* **RECORDS SHOWN**:
______________________________

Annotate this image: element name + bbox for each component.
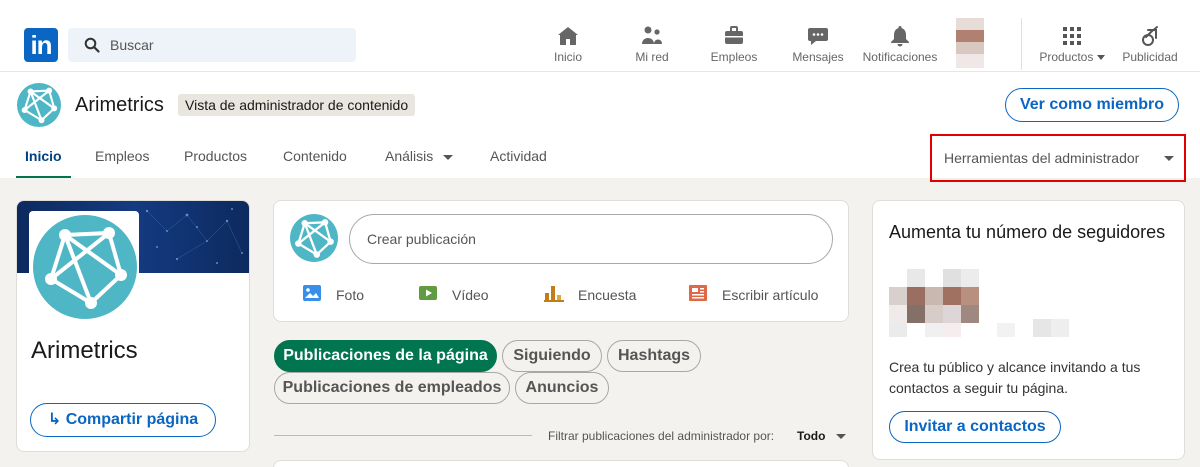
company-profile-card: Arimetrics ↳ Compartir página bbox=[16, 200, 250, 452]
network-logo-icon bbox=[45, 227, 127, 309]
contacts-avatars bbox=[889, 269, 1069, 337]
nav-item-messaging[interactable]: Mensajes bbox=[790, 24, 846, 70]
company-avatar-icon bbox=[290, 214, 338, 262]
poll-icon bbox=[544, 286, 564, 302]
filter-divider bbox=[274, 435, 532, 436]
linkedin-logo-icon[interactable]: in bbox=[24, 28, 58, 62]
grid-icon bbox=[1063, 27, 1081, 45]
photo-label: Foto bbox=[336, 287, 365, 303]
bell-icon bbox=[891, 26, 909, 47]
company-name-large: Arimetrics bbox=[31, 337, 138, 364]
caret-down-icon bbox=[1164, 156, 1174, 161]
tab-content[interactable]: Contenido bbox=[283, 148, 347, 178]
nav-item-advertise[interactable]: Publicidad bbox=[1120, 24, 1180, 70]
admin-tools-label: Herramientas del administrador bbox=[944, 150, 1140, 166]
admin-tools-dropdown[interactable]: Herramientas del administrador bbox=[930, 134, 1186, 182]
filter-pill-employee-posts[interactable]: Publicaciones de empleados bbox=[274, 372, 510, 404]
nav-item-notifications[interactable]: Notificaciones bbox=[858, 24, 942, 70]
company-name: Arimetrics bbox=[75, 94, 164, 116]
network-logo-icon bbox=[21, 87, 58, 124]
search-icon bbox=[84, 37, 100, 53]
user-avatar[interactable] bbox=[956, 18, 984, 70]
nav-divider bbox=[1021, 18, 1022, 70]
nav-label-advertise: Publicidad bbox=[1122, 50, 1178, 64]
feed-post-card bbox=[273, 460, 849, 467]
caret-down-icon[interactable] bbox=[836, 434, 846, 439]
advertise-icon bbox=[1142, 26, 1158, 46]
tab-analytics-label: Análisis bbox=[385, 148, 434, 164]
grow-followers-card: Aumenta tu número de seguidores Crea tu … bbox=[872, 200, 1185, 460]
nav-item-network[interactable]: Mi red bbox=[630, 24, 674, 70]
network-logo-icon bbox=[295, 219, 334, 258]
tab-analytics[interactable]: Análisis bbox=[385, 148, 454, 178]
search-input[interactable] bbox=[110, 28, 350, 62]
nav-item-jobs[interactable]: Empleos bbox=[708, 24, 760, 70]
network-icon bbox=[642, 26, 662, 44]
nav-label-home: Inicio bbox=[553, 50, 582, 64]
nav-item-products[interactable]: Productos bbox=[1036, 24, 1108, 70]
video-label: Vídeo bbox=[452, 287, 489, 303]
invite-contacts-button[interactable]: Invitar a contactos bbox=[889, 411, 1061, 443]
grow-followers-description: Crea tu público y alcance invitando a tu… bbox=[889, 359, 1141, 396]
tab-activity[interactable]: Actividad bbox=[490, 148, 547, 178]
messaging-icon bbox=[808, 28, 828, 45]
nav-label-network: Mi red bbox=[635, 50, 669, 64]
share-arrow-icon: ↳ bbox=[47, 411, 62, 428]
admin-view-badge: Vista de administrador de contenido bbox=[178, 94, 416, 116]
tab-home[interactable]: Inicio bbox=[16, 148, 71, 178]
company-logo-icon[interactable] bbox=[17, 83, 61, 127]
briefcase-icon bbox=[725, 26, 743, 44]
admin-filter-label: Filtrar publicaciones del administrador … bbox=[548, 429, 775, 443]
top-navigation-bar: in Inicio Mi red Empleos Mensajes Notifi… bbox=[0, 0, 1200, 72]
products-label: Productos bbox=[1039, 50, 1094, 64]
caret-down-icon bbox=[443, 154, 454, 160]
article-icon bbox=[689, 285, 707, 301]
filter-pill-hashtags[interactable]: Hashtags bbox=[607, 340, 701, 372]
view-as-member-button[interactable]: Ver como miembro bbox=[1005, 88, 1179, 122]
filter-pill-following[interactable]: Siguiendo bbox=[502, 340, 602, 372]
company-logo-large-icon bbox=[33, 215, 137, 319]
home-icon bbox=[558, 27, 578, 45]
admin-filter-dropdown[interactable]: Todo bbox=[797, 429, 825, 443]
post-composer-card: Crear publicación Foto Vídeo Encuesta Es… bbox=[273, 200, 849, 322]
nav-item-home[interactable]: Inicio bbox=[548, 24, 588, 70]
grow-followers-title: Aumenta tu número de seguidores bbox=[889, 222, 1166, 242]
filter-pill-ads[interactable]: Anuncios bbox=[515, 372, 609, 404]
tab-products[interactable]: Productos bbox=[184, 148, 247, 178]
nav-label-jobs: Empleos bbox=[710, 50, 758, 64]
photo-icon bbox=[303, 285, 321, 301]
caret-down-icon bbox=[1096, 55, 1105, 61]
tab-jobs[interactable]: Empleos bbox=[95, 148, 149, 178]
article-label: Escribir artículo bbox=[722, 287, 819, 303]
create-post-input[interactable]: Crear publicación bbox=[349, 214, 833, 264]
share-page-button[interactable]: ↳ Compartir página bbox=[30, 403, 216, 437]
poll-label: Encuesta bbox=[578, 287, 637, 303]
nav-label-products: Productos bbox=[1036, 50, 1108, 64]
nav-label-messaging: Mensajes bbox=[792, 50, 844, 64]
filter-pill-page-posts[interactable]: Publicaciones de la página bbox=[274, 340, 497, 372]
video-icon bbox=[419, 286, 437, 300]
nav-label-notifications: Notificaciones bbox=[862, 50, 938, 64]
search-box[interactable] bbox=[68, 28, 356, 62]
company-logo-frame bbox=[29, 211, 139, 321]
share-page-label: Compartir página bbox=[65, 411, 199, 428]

______________________________

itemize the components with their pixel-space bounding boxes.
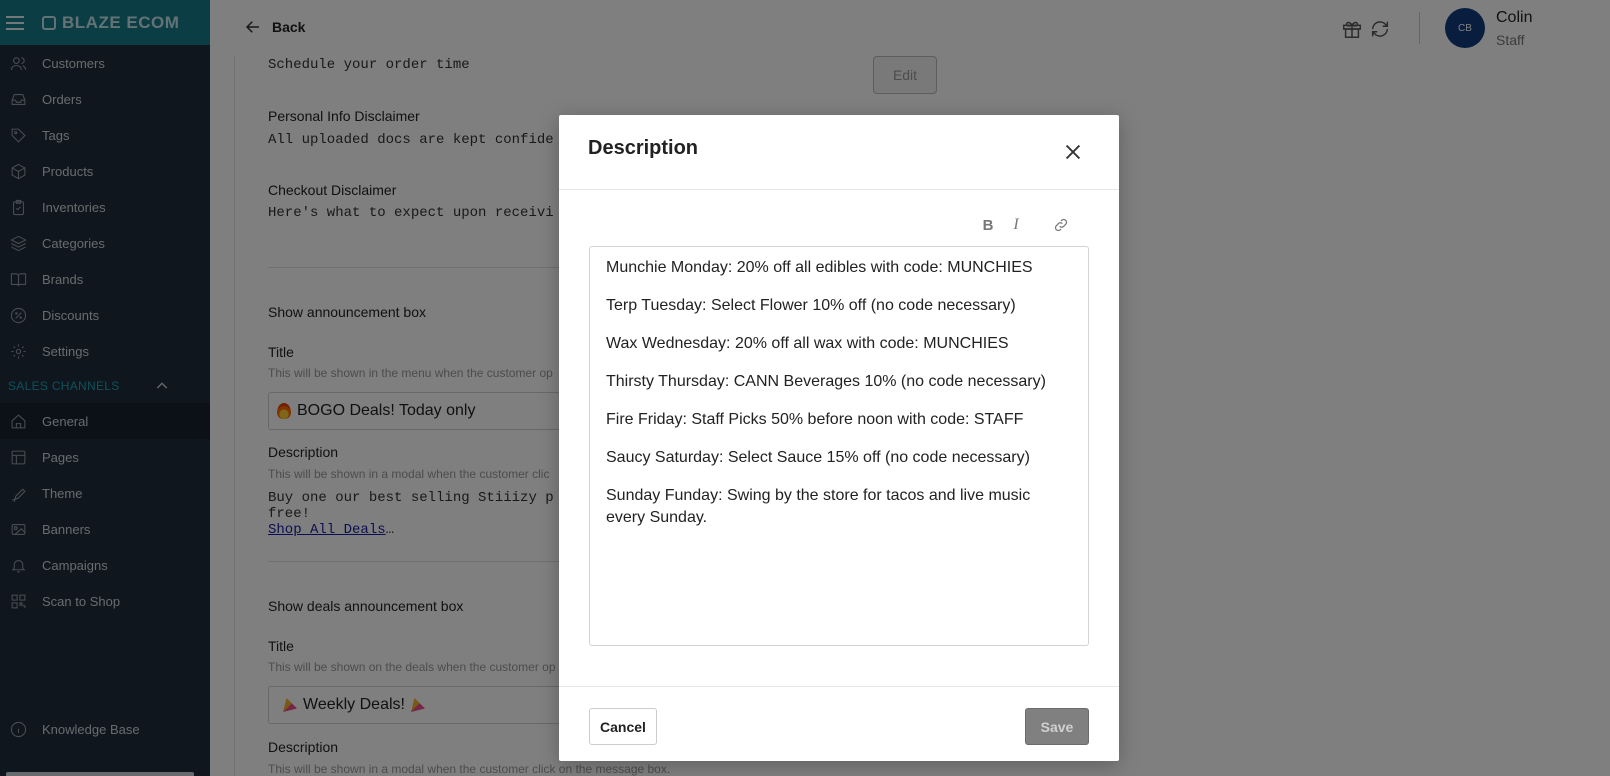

______________________________

* **GOAL**: Copy out every line of the data above, from the line containing "Annotate this image: element" down to the line containing "24, 1108, 70]", keeping both of those lines and changing nothing. Leave the pictures out.

* **RESPONSE TO THE TASK**:
Annotate this image: element name + bbox for each component.
company-profile-card: Arimetrics ↳ Compartir página bbox=[16, 200, 250, 452]
network-logo-icon bbox=[45, 227, 127, 309]
contacts-avatars bbox=[889, 269, 1069, 337]
nav-item-messaging[interactable]: Mensajes bbox=[790, 24, 846, 70]
company-avatar-icon bbox=[290, 214, 338, 262]
poll-icon bbox=[544, 286, 564, 302]
filter-divider bbox=[274, 435, 532, 436]
linkedin-logo-icon[interactable]: in bbox=[24, 28, 58, 62]
grid-icon bbox=[1063, 27, 1081, 45]
photo-label: Foto bbox=[336, 287, 365, 303]
bell-icon bbox=[891, 26, 909, 47]
company-name-large: Arimetrics bbox=[31, 337, 138, 364]
caret-down-icon bbox=[1164, 156, 1174, 161]
tab-content[interactable]: Contenido bbox=[283, 148, 347, 178]
nav-item-advertise[interactable]: Publicidad bbox=[1120, 24, 1180, 70]
admin-tools-label: Herramientas del administrador bbox=[944, 150, 1140, 166]
admin-tools-dropdown[interactable]: Herramientas del administrador bbox=[930, 134, 1186, 182]
filter-pill-employee-posts[interactable]: Publicaciones de empleados bbox=[274, 372, 510, 404]
nav-item-notifications[interactable]: Notificaciones bbox=[858, 24, 942, 70]
company-name: Arimetrics bbox=[75, 94, 164, 116]
network-logo-icon bbox=[21, 87, 58, 124]
search-icon bbox=[84, 37, 100, 53]
user-avatar[interactable] bbox=[956, 18, 984, 70]
nav-divider bbox=[1021, 18, 1022, 70]
nav-label-advertise: Publicidad bbox=[1122, 50, 1178, 64]
feed-post-card bbox=[273, 460, 849, 467]
caret-down-icon[interactable] bbox=[836, 434, 846, 439]
advertise-icon bbox=[1142, 26, 1158, 46]
tab-analytics-label: Análisis bbox=[385, 148, 434, 164]
grow-followers-card: Aumenta tu número de seguidores Crea tu … bbox=[872, 200, 1185, 460]
nav-item-network[interactable]: Mi red bbox=[630, 24, 674, 70]
network-logo-icon bbox=[295, 219, 334, 258]
tab-analytics[interactable]: Análisis bbox=[385, 148, 454, 178]
search-input[interactable] bbox=[110, 28, 350, 62]
nav-item-jobs[interactable]: Empleos bbox=[708, 24, 760, 70]
network-icon bbox=[642, 26, 662, 44]
nav-label-home: Inicio bbox=[553, 50, 582, 64]
nav-item-products[interactable]: Productos bbox=[1036, 24, 1108, 70]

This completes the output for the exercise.